* [DATASET RECORDS]
= = = =

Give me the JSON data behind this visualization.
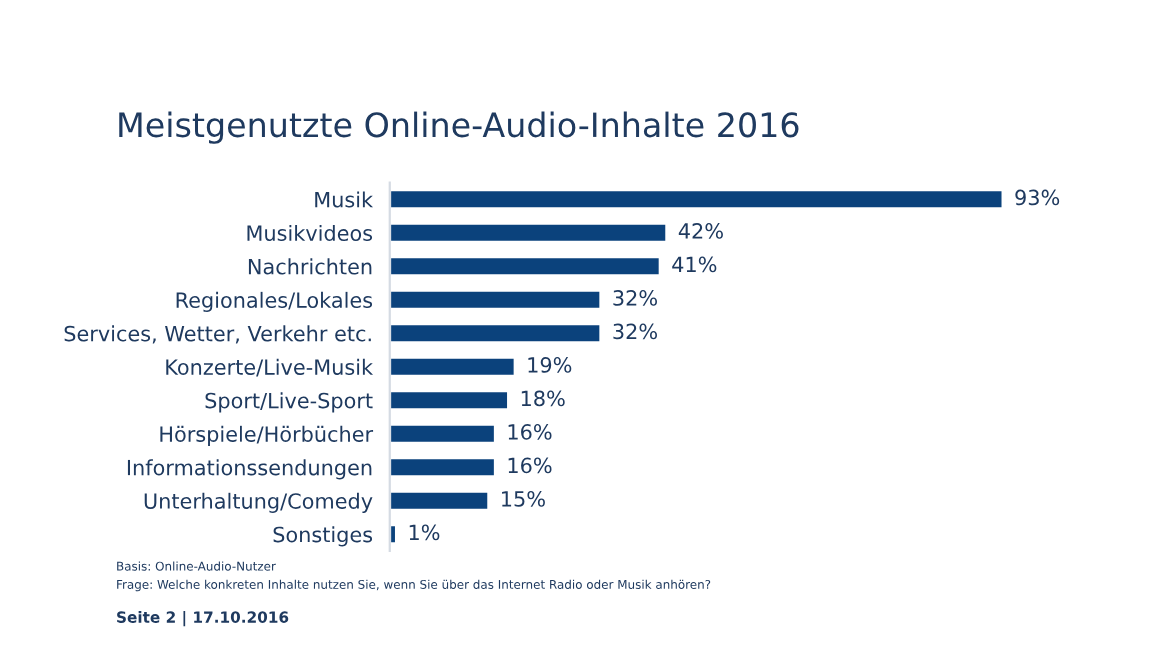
{
  "chart_data": {
    "type": "bar",
    "orientation": "horizontal",
    "title": "Meistgenutzte Online-Audio-Inhalte 2016",
    "categories": [
      "Musik",
      "Musikvideos",
      "Nachrichten",
      "Regionales/Lokales",
      "Services, Wetter, Verkehr etc.",
      "Konzerte/Live-Musik",
      "Sport/Live-Sport",
      "Hörspiele/Hörbücher",
      "Informationssendungen",
      "Unterhaltung/Comedy",
      "Sonstiges"
    ],
    "values": [
      93,
      42,
      41,
      32,
      32,
      19,
      18,
      16,
      16,
      15,
      1
    ],
    "value_labels": [
      "93%",
      "42%",
      "41%",
      "32%",
      "32%",
      "19%",
      "18%",
      "16%",
      "16%",
      "15%",
      "1%"
    ],
    "color": "#0b427c",
    "tick_labels": "y",
    "grid": false,
    "legend": false,
    "annotations": [
      "Basis: Online-Audio-Nutzer",
      "Frage: Welche konkreten Inhalte nutzen Sie, wenn Sie über das Internet Radio oder Musik anhören?",
      "Seite 2 | 17.10.2016"
    ]
  }
}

= = = =

Reproduce all of the material exactly, apart from the pictures.

* [REPLY]
Give me the JSON data behind this visualization.
{
  "chart_data": {
    "type": "bar",
    "orientation": "horizontal",
    "title": "Meistgenutzte Online-Audio-Inhalte 2016",
    "categories": [
      "Musik",
      "Musikvideos",
      "Nachrichten",
      "Regionales/Lokales",
      "Services, Wetter, Verkehr etc.",
      "Konzerte/Live-Musik",
      "Sport/Live-Sport",
      "Hörspiele/Hörbücher",
      "Informationssendungen",
      "Unterhaltung/Comedy",
      "Sonstiges"
    ],
    "values": [
      93,
      42,
      41,
      32,
      32,
      19,
      18,
      16,
      16,
      15,
      1
    ],
    "value_labels": [
      "93%",
      "42%",
      "41%",
      "32%",
      "32%",
      "19%",
      "18%",
      "16%",
      "16%",
      "15%",
      "1%"
    ],
    "color": "#0b427c",
    "tick_labels": "y",
    "grid": false,
    "legend": false,
    "annotations": [
      "Basis: Online-Audio-Nutzer",
      "Frage: Welche konkreten Inhalte nutzen Sie, wenn Sie über das Internet Radio oder Musik anhören?",
      "Seite 2 | 17.10.2016"
    ]
  }
}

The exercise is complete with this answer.